[Dataset records]

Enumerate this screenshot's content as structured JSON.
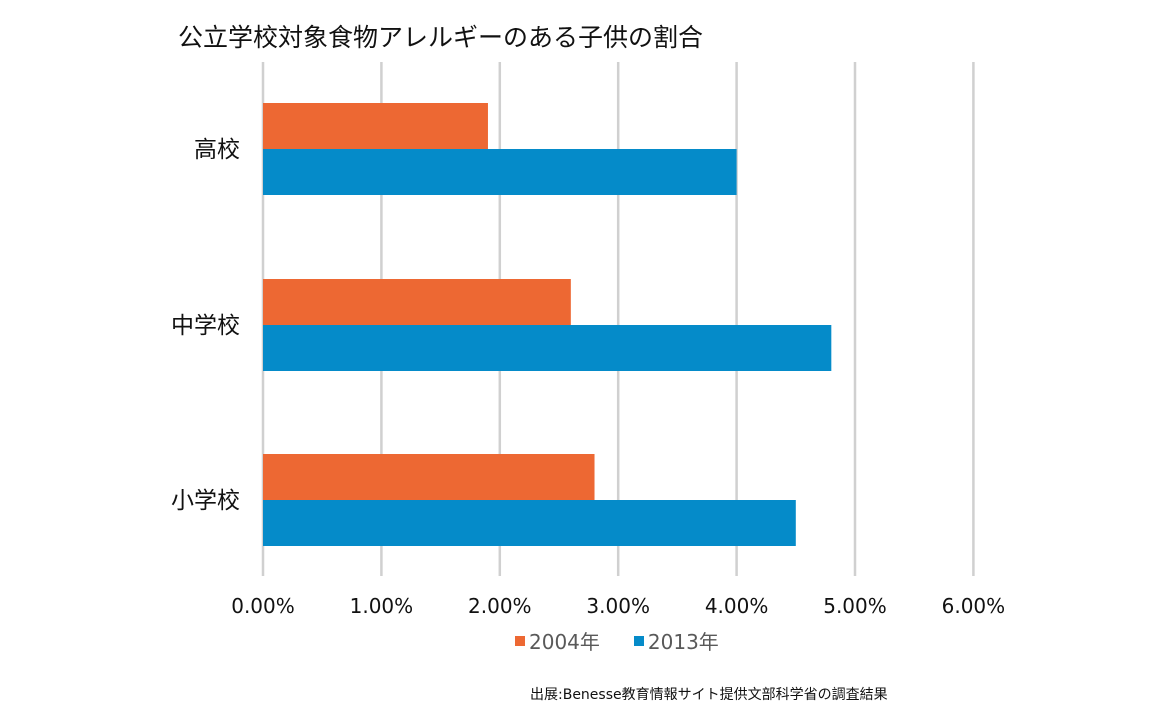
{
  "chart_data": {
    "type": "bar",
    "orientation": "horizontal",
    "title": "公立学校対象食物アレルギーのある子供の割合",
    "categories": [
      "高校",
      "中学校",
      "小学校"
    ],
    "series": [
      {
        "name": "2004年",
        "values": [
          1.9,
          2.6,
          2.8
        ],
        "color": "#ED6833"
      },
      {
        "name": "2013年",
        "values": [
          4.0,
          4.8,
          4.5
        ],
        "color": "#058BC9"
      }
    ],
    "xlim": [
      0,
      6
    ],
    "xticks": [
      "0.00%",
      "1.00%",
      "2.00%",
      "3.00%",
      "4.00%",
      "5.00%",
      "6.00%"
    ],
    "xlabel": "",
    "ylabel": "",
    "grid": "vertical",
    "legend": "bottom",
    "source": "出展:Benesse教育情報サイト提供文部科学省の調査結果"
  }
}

TO DO:
Pictures are excluded; output everything else in the data verbatim.

EXERCISE RESPONSE:
Enumerate this screenshot's content as structured JSON.
{
  "chart_data": {
    "type": "bar",
    "orientation": "horizontal",
    "title": "公立学校対象食物アレルギーのある子供の割合",
    "categories": [
      "高校",
      "中学校",
      "小学校"
    ],
    "series": [
      {
        "name": "2004年",
        "values": [
          1.9,
          2.6,
          2.8
        ],
        "color": "#ED6833"
      },
      {
        "name": "2013年",
        "values": [
          4.0,
          4.8,
          4.5
        ],
        "color": "#058BC9"
      }
    ],
    "xlim": [
      0,
      6
    ],
    "xticks": [
      "0.00%",
      "1.00%",
      "2.00%",
      "3.00%",
      "4.00%",
      "5.00%",
      "6.00%"
    ],
    "xlabel": "",
    "ylabel": "",
    "grid": "vertical",
    "legend": "bottom",
    "source": "出展:Benesse教育情報サイト提供文部科学省の調査結果"
  }
}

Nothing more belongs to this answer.